* _WHAT THE TASK ASKS_: Would you return all of this data exactly, leaving nothing out?

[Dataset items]
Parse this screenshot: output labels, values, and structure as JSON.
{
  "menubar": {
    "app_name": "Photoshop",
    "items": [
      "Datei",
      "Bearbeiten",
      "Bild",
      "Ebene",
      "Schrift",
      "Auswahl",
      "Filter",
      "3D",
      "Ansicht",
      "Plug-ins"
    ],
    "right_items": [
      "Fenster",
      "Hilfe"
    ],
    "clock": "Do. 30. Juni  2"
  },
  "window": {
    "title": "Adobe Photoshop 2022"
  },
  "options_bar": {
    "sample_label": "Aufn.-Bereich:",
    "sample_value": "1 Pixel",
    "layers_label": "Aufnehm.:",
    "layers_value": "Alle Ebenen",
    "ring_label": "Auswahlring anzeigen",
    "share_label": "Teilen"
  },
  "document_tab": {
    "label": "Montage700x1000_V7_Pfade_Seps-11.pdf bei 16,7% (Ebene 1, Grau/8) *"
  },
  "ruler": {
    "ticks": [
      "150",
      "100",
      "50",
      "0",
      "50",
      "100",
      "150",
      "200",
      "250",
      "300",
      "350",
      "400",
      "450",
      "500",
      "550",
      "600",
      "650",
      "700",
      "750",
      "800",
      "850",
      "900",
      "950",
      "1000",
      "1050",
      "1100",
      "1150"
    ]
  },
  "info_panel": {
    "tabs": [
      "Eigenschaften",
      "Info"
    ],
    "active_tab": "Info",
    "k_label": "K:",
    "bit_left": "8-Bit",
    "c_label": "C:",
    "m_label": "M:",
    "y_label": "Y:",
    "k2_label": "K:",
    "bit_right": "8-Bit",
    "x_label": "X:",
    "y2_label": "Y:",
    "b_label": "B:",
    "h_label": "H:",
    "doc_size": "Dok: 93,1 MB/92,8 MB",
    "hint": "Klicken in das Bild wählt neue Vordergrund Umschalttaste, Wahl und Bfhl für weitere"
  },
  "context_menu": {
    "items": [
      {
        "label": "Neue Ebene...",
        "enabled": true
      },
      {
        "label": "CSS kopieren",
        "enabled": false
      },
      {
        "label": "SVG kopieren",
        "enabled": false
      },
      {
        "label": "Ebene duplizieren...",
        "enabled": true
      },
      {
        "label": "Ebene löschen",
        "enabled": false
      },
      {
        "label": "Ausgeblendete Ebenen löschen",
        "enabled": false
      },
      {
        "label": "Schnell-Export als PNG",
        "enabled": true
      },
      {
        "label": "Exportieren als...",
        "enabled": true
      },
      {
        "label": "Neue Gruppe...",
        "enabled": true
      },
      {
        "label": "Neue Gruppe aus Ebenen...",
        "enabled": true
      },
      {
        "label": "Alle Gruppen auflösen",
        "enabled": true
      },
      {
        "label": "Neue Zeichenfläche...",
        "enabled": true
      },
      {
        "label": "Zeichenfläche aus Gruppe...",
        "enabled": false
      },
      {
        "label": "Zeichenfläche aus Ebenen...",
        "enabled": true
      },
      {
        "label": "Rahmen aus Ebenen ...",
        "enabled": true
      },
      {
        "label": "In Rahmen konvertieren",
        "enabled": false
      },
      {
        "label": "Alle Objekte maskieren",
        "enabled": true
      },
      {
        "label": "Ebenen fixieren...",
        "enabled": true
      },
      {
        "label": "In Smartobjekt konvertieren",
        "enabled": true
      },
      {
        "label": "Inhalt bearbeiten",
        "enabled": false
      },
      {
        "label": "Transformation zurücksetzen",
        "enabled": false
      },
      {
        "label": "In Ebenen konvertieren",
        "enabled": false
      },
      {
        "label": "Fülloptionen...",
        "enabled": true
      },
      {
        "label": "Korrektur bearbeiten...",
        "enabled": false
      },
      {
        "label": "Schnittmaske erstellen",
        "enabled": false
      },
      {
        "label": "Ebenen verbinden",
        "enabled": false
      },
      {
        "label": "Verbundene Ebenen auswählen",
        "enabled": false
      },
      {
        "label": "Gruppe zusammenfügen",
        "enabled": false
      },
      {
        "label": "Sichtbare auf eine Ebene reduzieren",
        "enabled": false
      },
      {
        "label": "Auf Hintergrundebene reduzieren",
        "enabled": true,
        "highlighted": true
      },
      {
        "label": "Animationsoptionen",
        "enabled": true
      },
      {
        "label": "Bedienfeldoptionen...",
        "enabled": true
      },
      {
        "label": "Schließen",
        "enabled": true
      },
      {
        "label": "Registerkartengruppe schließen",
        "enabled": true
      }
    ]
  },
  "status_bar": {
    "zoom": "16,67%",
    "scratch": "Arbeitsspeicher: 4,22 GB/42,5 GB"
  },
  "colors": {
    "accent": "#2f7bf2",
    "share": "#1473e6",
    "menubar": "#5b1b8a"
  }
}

* _THE COMPLETED TASK_:
Parse this screenshot: output labels, values, and structure as JSON.
{
  "menubar": {
    "app_name": "Photoshop",
    "items": [
      "Datei",
      "Bearbeiten",
      "Bild",
      "Ebene",
      "Schrift",
      "Auswahl",
      "Filter",
      "3D",
      "Ansicht",
      "Plug-ins"
    ],
    "right_items": [
      "Fenster",
      "Hilfe"
    ],
    "clock": "Do. 30. Juni  2"
  },
  "window": {
    "title": "Adobe Photoshop 2022"
  },
  "options_bar": {
    "sample_label": "Aufn.-Bereich:",
    "sample_value": "1 Pixel",
    "layers_label": "Aufnehm.:",
    "layers_value": "Alle Ebenen",
    "ring_label": "Auswahlring anzeigen",
    "share_label": "Teilen"
  },
  "document_tab": {
    "label": "Montage700x1000_V7_Pfade_Seps-11.pdf bei 16,7% (Ebene 1, Grau/8) *"
  },
  "ruler": {
    "ticks": [
      "150",
      "100",
      "50",
      "0",
      "50",
      "100",
      "150",
      "200",
      "250",
      "300",
      "350",
      "400",
      "450",
      "500",
      "550",
      "600",
      "650",
      "700",
      "750",
      "800",
      "850",
      "900",
      "950",
      "1000",
      "1050",
      "1100",
      "1150"
    ]
  },
  "info_panel": {
    "tabs": [
      "Eigenschaften",
      "Info"
    ],
    "active_tab": "Info",
    "k_label": "K:",
    "bit_left": "8-Bit",
    "c_label": "C:",
    "m_label": "M:",
    "y_label": "Y:",
    "k2_label": "K:",
    "bit_right": "8-Bit",
    "x_label": "X:",
    "y2_label": "Y:",
    "b_label": "B:",
    "h_label": "H:",
    "doc_size": "Dok: 93,1 MB/92,8 MB",
    "hint": "Klicken in das Bild wählt neue Vordergrund Umschalttaste, Wahl und Bfhl für weitere"
  },
  "context_menu": {
    "items": [
      {
        "label": "Neue Ebene...",
        "enabled": true
      },
      {
        "label": "CSS kopieren",
        "enabled": false
      },
      {
        "label": "SVG kopieren",
        "enabled": false
      },
      {
        "label": "Ebene duplizieren...",
        "enabled": true
      },
      {
        "label": "Ebene löschen",
        "enabled": false
      },
      {
        "label": "Ausgeblendete Ebenen löschen",
        "enabled": false
      },
      {
        "label": "Schnell-Export als PNG",
        "enabled": true
      },
      {
        "label": "Exportieren als...",
        "enabled": true
      },
      {
        "label": "Neue Gruppe...",
        "enabled": true
      },
      {
        "label": "Neue Gruppe aus Ebenen...",
        "enabled": true
      },
      {
        "label": "Alle Gruppen auflösen",
        "enabled": true
      },
      {
        "label": "Neue Zeichenfläche...",
        "enabled": true
      },
      {
        "label": "Zeichenfläche aus Gruppe...",
        "enabled": false
      },
      {
        "label": "Zeichenfläche aus Ebenen...",
        "enabled": true
      },
      {
        "label": "Rahmen aus Ebenen ...",
        "enabled": true
      },
      {
        "label": "In Rahmen konvertieren",
        "enabled": false
      },
      {
        "label": "Alle Objekte maskieren",
        "enabled": true
      },
      {
        "label": "Ebenen fixieren...",
        "enabled": true
      },
      {
        "label": "In Smartobjekt konvertieren",
        "enabled": true
      },
      {
        "label": "Inhalt bearbeiten",
        "enabled": false
      },
      {
        "label": "Transformation zurücksetzen",
        "enabled": false
      },
      {
        "label": "In Ebenen konvertieren",
        "enabled": false
      },
      {
        "label": "Fülloptionen...",
        "enabled": true
      },
      {
        "label": "Korrektur bearbeiten...",
        "enabled": false
      },
      {
        "label": "Schnittmaske erstellen",
        "enabled": false
      },
      {
        "label": "Ebenen verbinden",
        "enabled": false
      },
      {
        "label": "Verbundene Ebenen auswählen",
        "enabled": false
      },
      {
        "label": "Gruppe zusammenfügen",
        "enabled": false
      },
      {
        "label": "Sichtbare auf eine Ebene reduzieren",
        "enabled": false
      },
      {
        "label": "Auf Hintergrundebene reduzieren",
        "enabled": true,
        "highlighted": true
      },
      {
        "label": "Animationsoptionen",
        "enabled": true
      },
      {
        "label": "Bedienfeldoptionen...",
        "enabled": true
      },
      {
        "label": "Schließen",
        "enabled": true
      },
      {
        "label": "Registerkartengruppe schließen",
        "enabled": true
      }
    ]
  },
  "status_bar": {
    "zoom": "16,67%",
    "scratch": "Arbeitsspeicher: 4,22 GB/42,5 GB"
  },
  "colors": {
    "accent": "#2f7bf2",
    "share": "#1473e6",
    "menubar": "#5b1b8a"
  }
}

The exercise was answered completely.